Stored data

■ ■ ■ ■ ■

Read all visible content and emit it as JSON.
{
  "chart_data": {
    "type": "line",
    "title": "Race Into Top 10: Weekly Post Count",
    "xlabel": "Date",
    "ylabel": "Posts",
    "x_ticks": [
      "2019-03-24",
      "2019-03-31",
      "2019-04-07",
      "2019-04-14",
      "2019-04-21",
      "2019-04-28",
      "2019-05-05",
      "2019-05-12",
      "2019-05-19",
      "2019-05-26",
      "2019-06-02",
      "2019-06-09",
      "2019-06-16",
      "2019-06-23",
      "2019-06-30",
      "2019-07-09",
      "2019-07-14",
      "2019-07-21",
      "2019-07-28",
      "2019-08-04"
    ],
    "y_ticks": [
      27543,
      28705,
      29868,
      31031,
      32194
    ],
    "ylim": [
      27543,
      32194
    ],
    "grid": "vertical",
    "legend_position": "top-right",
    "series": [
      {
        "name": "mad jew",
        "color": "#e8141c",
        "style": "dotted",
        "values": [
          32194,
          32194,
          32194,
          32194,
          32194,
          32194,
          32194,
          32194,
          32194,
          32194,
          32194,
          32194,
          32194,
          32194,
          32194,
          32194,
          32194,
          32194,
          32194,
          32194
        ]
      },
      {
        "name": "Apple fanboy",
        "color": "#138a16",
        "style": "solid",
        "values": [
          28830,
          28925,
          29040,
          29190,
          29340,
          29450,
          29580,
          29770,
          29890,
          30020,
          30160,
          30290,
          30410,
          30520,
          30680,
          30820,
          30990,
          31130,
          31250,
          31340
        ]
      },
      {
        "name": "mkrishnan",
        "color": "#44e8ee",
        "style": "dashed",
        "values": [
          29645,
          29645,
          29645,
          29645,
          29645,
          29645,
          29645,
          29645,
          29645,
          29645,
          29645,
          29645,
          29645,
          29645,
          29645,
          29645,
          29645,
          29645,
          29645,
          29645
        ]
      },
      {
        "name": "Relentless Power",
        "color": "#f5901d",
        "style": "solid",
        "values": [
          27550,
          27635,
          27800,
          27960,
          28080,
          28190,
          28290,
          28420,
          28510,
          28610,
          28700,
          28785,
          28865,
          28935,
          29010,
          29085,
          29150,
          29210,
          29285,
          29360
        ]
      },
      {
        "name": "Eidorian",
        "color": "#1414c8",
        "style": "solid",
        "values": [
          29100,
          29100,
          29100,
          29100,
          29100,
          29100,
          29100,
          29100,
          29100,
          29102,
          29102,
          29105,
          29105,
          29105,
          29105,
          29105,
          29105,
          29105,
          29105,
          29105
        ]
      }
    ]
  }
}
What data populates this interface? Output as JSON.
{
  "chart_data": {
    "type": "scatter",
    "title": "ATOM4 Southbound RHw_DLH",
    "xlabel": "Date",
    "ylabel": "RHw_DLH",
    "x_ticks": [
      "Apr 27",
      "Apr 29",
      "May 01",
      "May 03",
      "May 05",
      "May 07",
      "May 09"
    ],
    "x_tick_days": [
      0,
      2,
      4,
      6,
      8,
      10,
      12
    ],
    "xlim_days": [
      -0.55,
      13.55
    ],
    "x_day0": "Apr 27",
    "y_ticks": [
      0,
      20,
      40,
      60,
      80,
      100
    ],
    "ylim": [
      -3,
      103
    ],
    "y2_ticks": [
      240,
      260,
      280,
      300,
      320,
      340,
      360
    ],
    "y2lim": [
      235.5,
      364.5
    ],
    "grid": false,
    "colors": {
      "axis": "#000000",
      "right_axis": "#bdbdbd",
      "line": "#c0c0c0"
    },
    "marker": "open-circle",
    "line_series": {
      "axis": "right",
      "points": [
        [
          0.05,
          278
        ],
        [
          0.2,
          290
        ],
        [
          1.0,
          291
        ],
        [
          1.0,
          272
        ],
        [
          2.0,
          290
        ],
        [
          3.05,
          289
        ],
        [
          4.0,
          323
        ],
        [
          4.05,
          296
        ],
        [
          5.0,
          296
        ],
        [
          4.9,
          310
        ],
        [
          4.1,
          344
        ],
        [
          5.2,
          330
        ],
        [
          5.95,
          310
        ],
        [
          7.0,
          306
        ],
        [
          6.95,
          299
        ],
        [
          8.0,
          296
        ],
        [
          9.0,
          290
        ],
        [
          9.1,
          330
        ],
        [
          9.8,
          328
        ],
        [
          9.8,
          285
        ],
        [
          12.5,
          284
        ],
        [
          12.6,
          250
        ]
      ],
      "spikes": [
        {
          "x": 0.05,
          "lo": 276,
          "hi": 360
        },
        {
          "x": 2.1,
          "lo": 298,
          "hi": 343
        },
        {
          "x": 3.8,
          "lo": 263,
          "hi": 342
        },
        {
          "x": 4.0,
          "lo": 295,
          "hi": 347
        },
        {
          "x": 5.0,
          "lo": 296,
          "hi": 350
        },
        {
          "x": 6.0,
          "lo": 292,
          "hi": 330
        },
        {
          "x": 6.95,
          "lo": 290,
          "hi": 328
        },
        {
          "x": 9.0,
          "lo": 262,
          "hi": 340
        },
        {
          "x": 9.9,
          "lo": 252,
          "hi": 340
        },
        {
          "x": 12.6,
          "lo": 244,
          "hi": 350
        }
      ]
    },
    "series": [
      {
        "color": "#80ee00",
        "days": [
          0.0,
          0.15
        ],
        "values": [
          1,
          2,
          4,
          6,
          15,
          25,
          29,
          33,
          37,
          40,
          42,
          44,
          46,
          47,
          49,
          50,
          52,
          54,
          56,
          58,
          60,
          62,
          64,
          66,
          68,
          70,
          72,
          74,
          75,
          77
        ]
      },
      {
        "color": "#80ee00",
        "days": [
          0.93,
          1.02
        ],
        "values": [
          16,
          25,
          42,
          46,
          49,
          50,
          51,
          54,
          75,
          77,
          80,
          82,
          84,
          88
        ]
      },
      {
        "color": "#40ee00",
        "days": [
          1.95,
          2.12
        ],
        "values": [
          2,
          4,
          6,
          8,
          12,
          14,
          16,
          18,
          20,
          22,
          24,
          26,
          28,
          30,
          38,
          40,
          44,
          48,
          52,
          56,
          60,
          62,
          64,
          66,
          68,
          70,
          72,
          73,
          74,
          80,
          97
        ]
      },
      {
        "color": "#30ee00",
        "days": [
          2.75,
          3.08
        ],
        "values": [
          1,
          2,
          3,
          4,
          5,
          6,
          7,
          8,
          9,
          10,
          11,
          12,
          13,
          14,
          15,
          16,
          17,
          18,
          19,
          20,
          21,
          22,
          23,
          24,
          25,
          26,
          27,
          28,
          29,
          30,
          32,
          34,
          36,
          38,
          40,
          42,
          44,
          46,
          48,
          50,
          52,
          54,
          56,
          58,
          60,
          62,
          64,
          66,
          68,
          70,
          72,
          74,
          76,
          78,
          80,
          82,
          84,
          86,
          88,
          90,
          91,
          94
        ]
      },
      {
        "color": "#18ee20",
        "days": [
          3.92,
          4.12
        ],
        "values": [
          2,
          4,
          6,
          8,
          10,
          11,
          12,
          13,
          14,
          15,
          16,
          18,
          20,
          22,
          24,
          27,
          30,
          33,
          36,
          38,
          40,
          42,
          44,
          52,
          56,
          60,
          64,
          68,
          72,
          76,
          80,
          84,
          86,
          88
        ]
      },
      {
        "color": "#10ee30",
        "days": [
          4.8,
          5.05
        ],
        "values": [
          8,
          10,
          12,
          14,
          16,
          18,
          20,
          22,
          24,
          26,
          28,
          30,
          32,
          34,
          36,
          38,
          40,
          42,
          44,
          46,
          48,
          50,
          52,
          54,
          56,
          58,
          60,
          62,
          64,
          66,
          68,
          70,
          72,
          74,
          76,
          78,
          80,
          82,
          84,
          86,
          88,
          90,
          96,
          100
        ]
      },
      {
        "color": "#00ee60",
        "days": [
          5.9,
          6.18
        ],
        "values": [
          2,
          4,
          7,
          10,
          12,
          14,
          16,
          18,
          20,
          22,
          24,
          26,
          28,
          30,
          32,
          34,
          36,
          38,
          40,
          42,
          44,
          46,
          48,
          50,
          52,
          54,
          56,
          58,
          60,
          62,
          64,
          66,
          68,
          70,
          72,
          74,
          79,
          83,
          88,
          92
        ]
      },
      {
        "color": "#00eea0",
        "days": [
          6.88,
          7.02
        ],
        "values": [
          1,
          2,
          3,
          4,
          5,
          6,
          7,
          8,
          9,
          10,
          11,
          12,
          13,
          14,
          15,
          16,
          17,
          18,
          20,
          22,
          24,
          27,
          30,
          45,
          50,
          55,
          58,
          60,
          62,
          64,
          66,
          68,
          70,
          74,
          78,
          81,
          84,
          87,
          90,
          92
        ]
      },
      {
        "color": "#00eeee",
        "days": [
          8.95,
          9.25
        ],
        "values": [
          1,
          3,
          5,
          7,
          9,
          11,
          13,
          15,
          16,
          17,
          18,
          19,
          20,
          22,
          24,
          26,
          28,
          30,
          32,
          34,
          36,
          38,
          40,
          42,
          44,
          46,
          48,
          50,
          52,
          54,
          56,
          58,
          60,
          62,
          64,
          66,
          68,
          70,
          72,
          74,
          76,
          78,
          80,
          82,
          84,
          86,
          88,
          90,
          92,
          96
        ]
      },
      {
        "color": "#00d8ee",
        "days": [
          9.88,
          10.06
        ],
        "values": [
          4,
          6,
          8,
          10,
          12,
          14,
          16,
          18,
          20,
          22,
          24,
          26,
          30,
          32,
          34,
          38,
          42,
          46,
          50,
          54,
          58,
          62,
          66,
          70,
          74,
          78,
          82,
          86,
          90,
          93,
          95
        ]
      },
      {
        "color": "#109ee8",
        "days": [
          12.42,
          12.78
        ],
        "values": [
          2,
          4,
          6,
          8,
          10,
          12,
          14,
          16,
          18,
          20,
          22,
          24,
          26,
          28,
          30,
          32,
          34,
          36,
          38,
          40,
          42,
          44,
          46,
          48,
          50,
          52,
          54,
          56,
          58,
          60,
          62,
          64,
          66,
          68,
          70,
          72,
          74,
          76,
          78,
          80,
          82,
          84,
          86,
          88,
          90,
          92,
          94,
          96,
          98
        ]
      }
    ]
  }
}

■ ■ ■ ■ ■

**Task brief**:
In the material above, show every line where the word "name" turns up.

**Task output**:
        "name": "mad jew",
        "name": "Apple fanboy",
        "name": "mkrishnan",
        "name": "Relentless Power",
        "name": "Eidorian",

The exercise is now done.